[Exercise aim]
Read the entries below and pull out each line with the string "错误的是".

++++++

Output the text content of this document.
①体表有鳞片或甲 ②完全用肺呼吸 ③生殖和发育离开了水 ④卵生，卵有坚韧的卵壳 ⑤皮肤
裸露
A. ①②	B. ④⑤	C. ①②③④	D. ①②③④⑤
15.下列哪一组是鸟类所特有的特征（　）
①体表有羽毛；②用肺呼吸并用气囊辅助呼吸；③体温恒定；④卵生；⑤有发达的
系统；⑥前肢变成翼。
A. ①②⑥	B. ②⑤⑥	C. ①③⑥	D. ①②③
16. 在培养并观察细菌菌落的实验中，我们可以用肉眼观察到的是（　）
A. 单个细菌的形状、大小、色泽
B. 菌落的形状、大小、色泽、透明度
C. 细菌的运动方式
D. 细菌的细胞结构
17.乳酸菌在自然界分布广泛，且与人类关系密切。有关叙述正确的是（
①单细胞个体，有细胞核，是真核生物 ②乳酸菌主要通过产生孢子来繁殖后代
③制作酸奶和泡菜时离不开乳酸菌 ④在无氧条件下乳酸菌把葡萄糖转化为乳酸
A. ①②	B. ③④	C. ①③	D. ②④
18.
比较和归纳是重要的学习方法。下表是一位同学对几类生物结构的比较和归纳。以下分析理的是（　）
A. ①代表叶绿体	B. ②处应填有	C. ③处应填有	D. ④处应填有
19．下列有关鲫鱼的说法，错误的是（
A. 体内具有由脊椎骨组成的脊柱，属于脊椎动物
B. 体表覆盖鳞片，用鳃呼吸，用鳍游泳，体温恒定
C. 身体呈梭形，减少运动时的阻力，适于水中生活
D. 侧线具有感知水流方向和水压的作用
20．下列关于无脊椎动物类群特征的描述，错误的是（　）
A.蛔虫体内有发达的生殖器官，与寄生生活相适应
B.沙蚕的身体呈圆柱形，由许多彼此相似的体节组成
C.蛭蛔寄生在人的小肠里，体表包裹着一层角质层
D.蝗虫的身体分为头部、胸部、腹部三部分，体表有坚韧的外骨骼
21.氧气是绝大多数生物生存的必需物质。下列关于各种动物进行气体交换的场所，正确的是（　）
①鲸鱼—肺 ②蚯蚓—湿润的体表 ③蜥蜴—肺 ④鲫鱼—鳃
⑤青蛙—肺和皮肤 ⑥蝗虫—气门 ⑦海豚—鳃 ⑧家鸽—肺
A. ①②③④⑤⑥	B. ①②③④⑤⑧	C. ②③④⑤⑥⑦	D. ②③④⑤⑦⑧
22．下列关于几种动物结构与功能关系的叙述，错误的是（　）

++++++

[Answer in full]
19．下列有关鲫鱼的说法，错误的是（
20．下列关于无脊椎动物类群特征的描述，错误的是（　）
22．下列关于几种动物结构与功能关系的叙述，错误的是（　）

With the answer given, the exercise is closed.